## Exercise
Repeat all the material exactly; pictures stay out of your copy.

## Exercise data
_ _ _

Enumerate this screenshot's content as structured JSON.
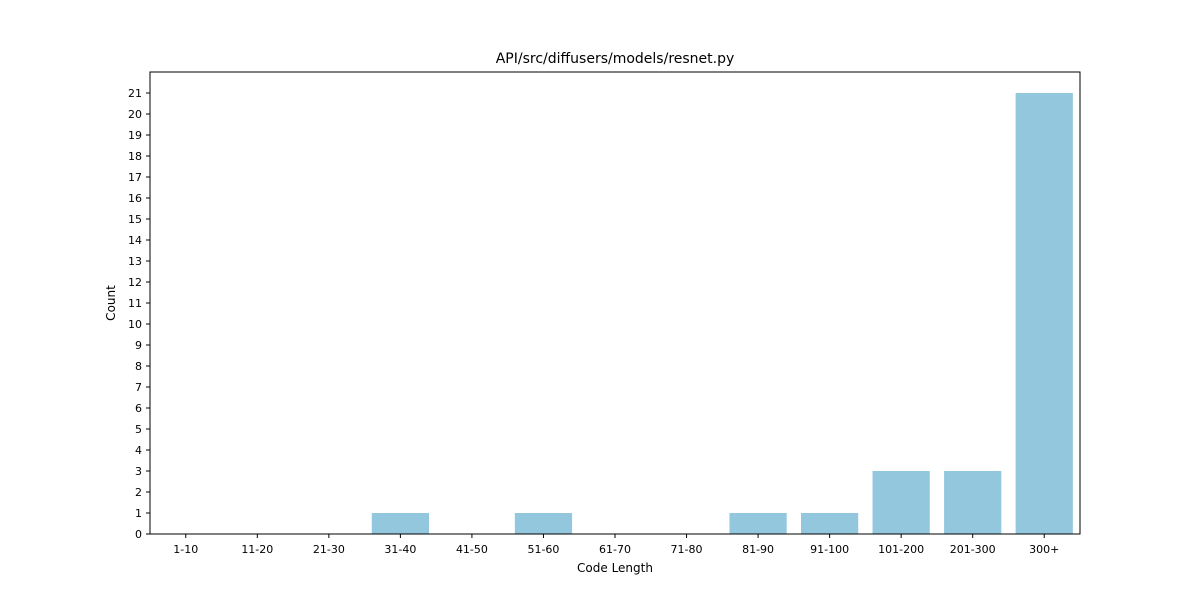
{
  "chart_data": {
    "type": "bar",
    "title": "API/src/diffusers/models/resnet.py",
    "xlabel": "Code Length",
    "ylabel": "Count",
    "categories": [
      "1-10",
      "11-20",
      "21-30",
      "31-40",
      "41-50",
      "51-60",
      "61-70",
      "71-80",
      "81-90",
      "91-100",
      "101-200",
      "201-300",
      "300+"
    ],
    "values": [
      0,
      0,
      0,
      1,
      0,
      1,
      0,
      0,
      1,
      1,
      3,
      3,
      21
    ],
    "ylim": [
      0,
      22
    ],
    "yticks": [
      0,
      1,
      2,
      3,
      4,
      5,
      6,
      7,
      8,
      9,
      10,
      11,
      12,
      13,
      14,
      15,
      16,
      17,
      18,
      19,
      20,
      21
    ],
    "grid": false,
    "legend": "none",
    "bar_color": "#92c7de"
  }
}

_ _ _

## Response
Enumerate this screenshot's content as structured JSON.
{
  "chart_data": {
    "type": "bar",
    "title": "API/src/diffusers/models/resnet.py",
    "xlabel": "Code Length",
    "ylabel": "Count",
    "categories": [
      "1-10",
      "11-20",
      "21-30",
      "31-40",
      "41-50",
      "51-60",
      "61-70",
      "71-80",
      "81-90",
      "91-100",
      "101-200",
      "201-300",
      "300+"
    ],
    "values": [
      0,
      0,
      0,
      1,
      0,
      1,
      0,
      0,
      1,
      1,
      3,
      3,
      21
    ],
    "ylim": [
      0,
      22
    ],
    "yticks": [
      0,
      1,
      2,
      3,
      4,
      5,
      6,
      7,
      8,
      9,
      10,
      11,
      12,
      13,
      14,
      15,
      16,
      17,
      18,
      19,
      20,
      21
    ],
    "grid": false,
    "legend": "none",
    "bar_color": "#92c7de"
  }
}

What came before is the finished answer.